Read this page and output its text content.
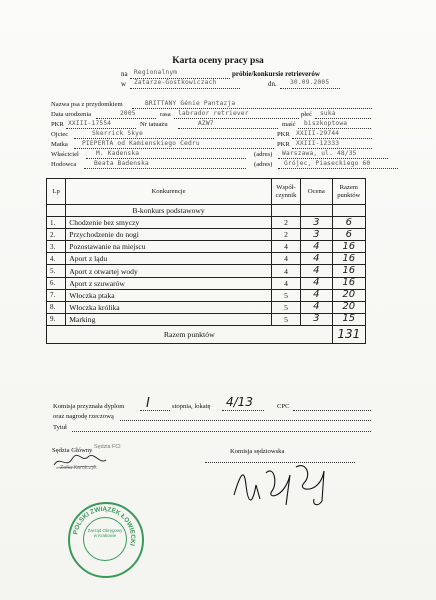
Karta oceny pracy psa
na Regionalnym	próbie/konkursie retrieverów
w Zatarze-Gostkowiczach	dn. 30.09.2005
Nazwa psa z przydomkiem	BRITTANY Génie Pantazja
Data urodzenia	2005	rasa labrador retriever	płeć suka
PKR XXIII-17554	Nr tatuażu	AZW7	maść biszkoptowa
Ojciec	Skerrick Skye	PKR XXIII-29744
Matka PIEPERTA od Kamienskiego Cedru	PKR XXIII-12333
Właściciel	M. Kadenska	(adres) Warszawa, ul. 48/35
Hodowca	Beata Badenska	(adres) Grójec, Piaseckiego 60
Lp	Konkurencje	Współ-czynnik	Ocena	Razem punktów
	B-konkurs podstawowy			
1.	Chodzenie bez smyczy	2	3	6
2.	Przychodzenie do nogi	2	3	6
3.	Pozostawanie na miejscu	4	4	16
4.	Aport z lądu	4	4	16
5.	Aport z otwartej wody	4	4	16
6.	Aport z szuwarów	4	4	16
7.	Włoczka ptaka	5	4	20
8.	Włoczka królika	5	4	20
9.	Marking	5	3	15
Razem punktów				131
Komisja przyznała dyplom I	stopnia, lokatę 4/13	CPC
oraz nagrodę rzeczową
Tytuł
Sędzia Główny Sędzia FCI
Zofia Karolczyk
Komisja sędziowska
POLSKI ZWIĄZEK ŁOWIECKI
Zarząd Okręgowy w Krakowie
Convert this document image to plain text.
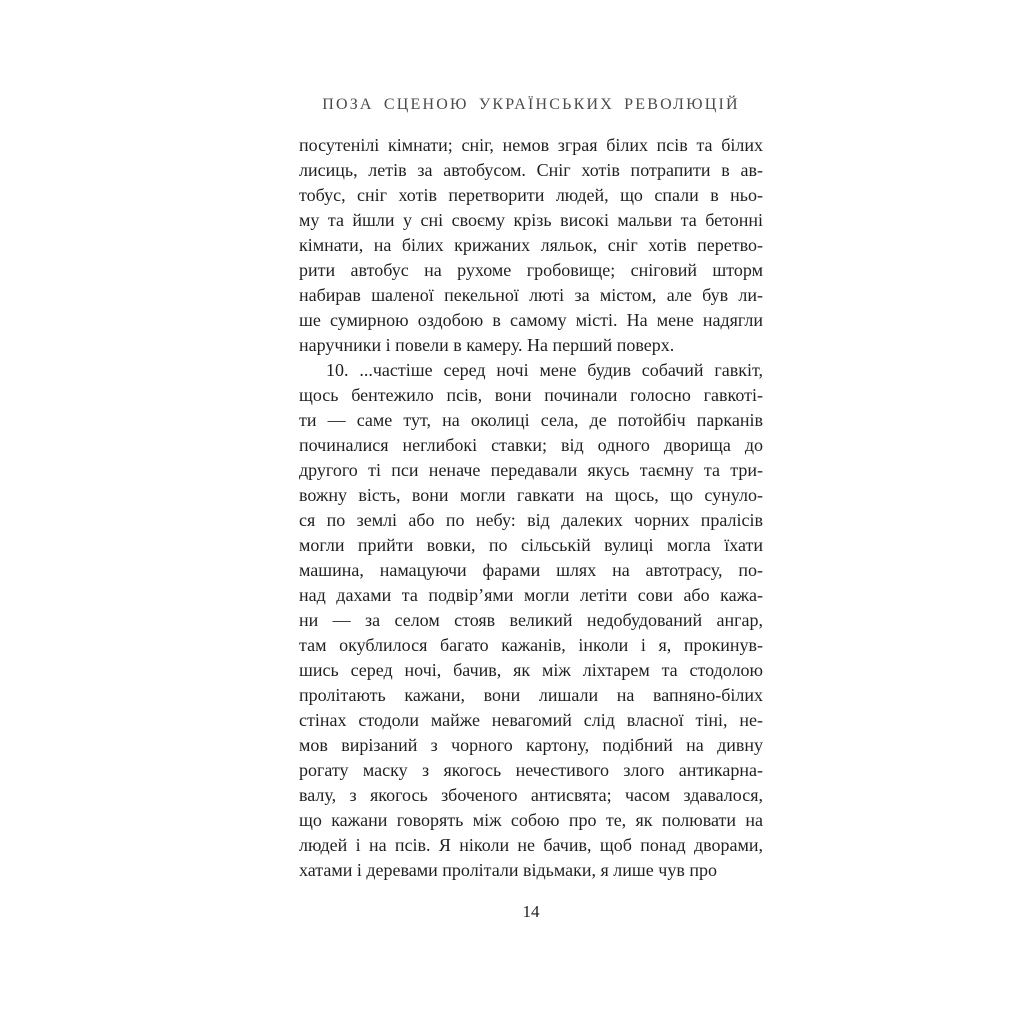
ПОЗА СЦЕНОЮ УКРАЇНСЬКИХ РЕВОЛЮЦІЙ
посутенілі кімнати; сніг, немов зграя білих псів та білих
лисиць, летів за автобусом. Сніг хотів потрапити в ав-
тобус, сніг хотів перетворити людей, що спали в ньо-
му та йшли у сні своєму крізь високі мальви та бетонні
кімнати, на білих крижаних ляльок, сніг хотів перетво-
рити автобус на рухоме гробовище; сніговий шторм
набирав шаленої пекельної люті за містом, але був ли-
ше сумирною оздобою в самому місті. На мене надягли
наручники і повели в камеру. На перший поверх.
10. ...частіше серед ночі мене будив собачий гавкіт,
щось бентежило псів, вони починали голосно гавкоті-
ти — саме тут, на околиці села, де потойбіч парканів
починалися неглибокі ставки; від одного дворища до
другого ті пси неначе передавали якусь таємну та три-
вожну вість, вони могли гавкати на щось, що сунуло-
ся по землі або по небу: від далеких чорних пралісів
могли прийти вовки, по сільській вулиці могла їхати
машина, намацуючи фарами шлях на автотрасу, по-
над дахами та подвір’ями могли летіти сови або кажа-
ни — за селом стояв великий недобудований ангар,
там окублилося багато кажанів, інколи і я, прокинув-
шись серед ночі, бачив, як між ліхтарем та стодолою
пролітають кажани, вони лишали на вапняно-білих
стінах стодоли майже невагомий слід власної тіні, не-
мов вирізаний з чорного картону, подібний на дивну
рогату маску з якогось нечестивого злого антикарна-
валу, з якогось збоченого антисвята; часом здавалося,
що кажани говорять між собою про те, як полювати на
людей і на псів. Я ніколи не бачив, щоб понад дворами,
хатами і деревами пролітали відьмаки, я лише чув про
14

| Problem to work on |
Write out again every line above exactly as given; the pictures do not belong in the copy.

| Full response |
Read this page and output its text content.
Karta oceny pracy psa
na Regionalnym	próbie/konkursie retrieverów
w Zatarze-Gostkowiczach	dn. 30.09.2005
Nazwa psa z przydomkiem	BRITTANY Génie Pantazja
Data urodzenia	2005	rasa labrador retriever	płeć suka
PKR XXIII-17554	Nr tatuażu	AZW7	maść biszkoptowa
Ojciec	Skerrick Skye	PKR XXIII-29744
Matka PIEPERTA od Kamienskiego Cedru	PKR XXIII-12333
Właściciel	M. Kadenska	(adres) Warszawa, ul. 48/35
Hodowca	Beata Badenska	(adres) Grójec, Piaseckiego 60
Lp	Konkurencje	Współ-czynnik	Ocena	Razem punktów
	B-konkurs podstawowy			
1.	Chodzenie bez smyczy	2	3	6
2.	Przychodzenie do nogi	2	3	6
3.	Pozostawanie na miejscu	4	4	16
4.	Aport z lądu	4	4	16
5.	Aport z otwartej wody	4	4	16
6.	Aport z szuwarów	4	4	16
7.	Włoczka ptaka	5	4	20
8.	Włoczka królika	5	4	20
9.	Marking	5	3	15
Razem punktów				131
Komisja przyznała dyplom I	stopnia, lokatę 4/13	CPC
oraz nagrodę rzeczową
Tytuł
Sędzia Główny Sędzia FCI
Zofia Karolczyk
Komisja sędziowska
POLSKI ZWIĄZEK ŁOWIECKI
Zarząd Okręgowy w Krakowie
Convert this document image to plain text.
ПОЗА СЦЕНОЮ УКРАЇНСЬКИХ РЕВОЛЮЦІЙ
посутенілі кімнати; сніг, немов зграя білих псів та білих
лисиць, летів за автобусом. Сніг хотів потрапити в ав-
тобус, сніг хотів перетворити людей, що спали в ньо-
му та йшли у сні своєму крізь високі мальви та бетонні
кімнати, на білих крижаних ляльок, сніг хотів перетво-
рити автобус на рухоме гробовище; сніговий шторм
набирав шаленої пекельної люті за містом, але був ли-
ше сумирною оздобою в самому місті. На мене надягли
наручники і повели в камеру. На перший поверх.
10. ...частіше серед ночі мене будив собачий гавкіт,
щось бентежило псів, вони починали голосно гавкоті-
ти — саме тут, на околиці села, де потойбіч парканів
починалися неглибокі ставки; від одного дворища до
другого ті пси неначе передавали якусь таємну та три-
вожну вість, вони могли гавкати на щось, що сунуло-
ся по землі або по небу: від далеких чорних пралісів
могли прийти вовки, по сільській вулиці могла їхати
машина, намацуючи фарами шлях на автотрасу, по-
над дахами та подвір’ями могли летіти сови або кажа-
ни — за селом стояв великий недобудований ангар,
там окублилося багато кажанів, інколи і я, прокинув-
шись серед ночі, бачив, як між ліхтарем та стодолою
пролітають кажани, вони лишали на вапняно-білих
стінах стодоли майже невагомий слід власної тіні, не-
мов вирізаний з чорного картону, подібний на дивну
рогату маску з якогось нечестивого злого антикарна-
валу, з якогось збоченого антисвята; часом здавалося,
що кажани говорять між собою про те, як полювати на
людей і на псів. Я ніколи не бачив, щоб понад дворами,
хатами і деревами пролітали відьмаки, я лише чув про
14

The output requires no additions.